▶ _DATA FOR THE TASK_
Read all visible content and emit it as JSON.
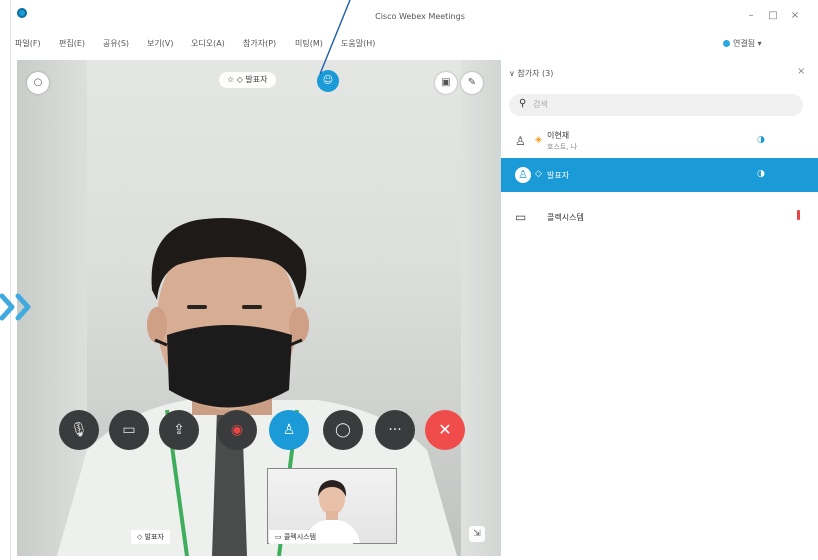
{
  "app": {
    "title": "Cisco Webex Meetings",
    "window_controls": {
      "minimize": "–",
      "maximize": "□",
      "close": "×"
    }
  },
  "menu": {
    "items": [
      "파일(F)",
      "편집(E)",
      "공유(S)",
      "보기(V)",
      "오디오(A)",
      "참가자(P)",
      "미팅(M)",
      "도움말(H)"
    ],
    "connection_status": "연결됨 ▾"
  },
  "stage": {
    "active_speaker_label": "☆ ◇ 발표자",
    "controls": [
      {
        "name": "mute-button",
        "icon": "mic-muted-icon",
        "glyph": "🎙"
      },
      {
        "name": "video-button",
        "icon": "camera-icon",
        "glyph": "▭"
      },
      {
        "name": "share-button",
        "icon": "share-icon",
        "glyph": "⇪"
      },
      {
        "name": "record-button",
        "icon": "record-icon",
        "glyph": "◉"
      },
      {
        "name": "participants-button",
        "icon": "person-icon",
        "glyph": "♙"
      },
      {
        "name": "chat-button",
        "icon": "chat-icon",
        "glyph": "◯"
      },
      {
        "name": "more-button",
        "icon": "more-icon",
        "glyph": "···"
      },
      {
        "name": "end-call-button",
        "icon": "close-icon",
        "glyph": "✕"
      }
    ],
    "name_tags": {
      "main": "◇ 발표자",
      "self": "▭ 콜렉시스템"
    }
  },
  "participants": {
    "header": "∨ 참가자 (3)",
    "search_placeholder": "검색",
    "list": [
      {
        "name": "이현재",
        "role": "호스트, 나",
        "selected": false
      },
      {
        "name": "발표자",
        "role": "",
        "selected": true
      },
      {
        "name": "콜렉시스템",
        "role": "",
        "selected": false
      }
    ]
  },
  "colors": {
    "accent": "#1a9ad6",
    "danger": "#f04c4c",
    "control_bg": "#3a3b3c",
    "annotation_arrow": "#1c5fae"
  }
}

▶ _WORK TO BE COMPLETED_
Restate each of the entries above word for word and skip every image.

▶ _RESULT BELOW_
Read all visible content and emit it as JSON.
{
  "app": {
    "title": "Cisco Webex Meetings",
    "window_controls": {
      "minimize": "–",
      "maximize": "□",
      "close": "×"
    }
  },
  "menu": {
    "items": [
      "파일(F)",
      "편집(E)",
      "공유(S)",
      "보기(V)",
      "오디오(A)",
      "참가자(P)",
      "미팅(M)",
      "도움말(H)"
    ],
    "connection_status": "연결됨 ▾"
  },
  "stage": {
    "active_speaker_label": "☆ ◇ 발표자",
    "controls": [
      {
        "name": "mute-button",
        "icon": "mic-muted-icon",
        "glyph": "🎙"
      },
      {
        "name": "video-button",
        "icon": "camera-icon",
        "glyph": "▭"
      },
      {
        "name": "share-button",
        "icon": "share-icon",
        "glyph": "⇪"
      },
      {
        "name": "record-button",
        "icon": "record-icon",
        "glyph": "◉"
      },
      {
        "name": "participants-button",
        "icon": "person-icon",
        "glyph": "♙"
      },
      {
        "name": "chat-button",
        "icon": "chat-icon",
        "glyph": "◯"
      },
      {
        "name": "more-button",
        "icon": "more-icon",
        "glyph": "···"
      },
      {
        "name": "end-call-button",
        "icon": "close-icon",
        "glyph": "✕"
      }
    ],
    "name_tags": {
      "main": "◇ 발표자",
      "self": "▭ 콜렉시스템"
    }
  },
  "participants": {
    "header": "∨ 참가자 (3)",
    "search_placeholder": "검색",
    "list": [
      {
        "name": "이현재",
        "role": "호스트, 나",
        "selected": false
      },
      {
        "name": "발표자",
        "role": "",
        "selected": true
      },
      {
        "name": "콜렉시스템",
        "role": "",
        "selected": false
      }
    ]
  },
  "colors": {
    "accent": "#1a9ad6",
    "danger": "#f04c4c",
    "control_bg": "#3a3b3c",
    "annotation_arrow": "#1c5fae"
  }
}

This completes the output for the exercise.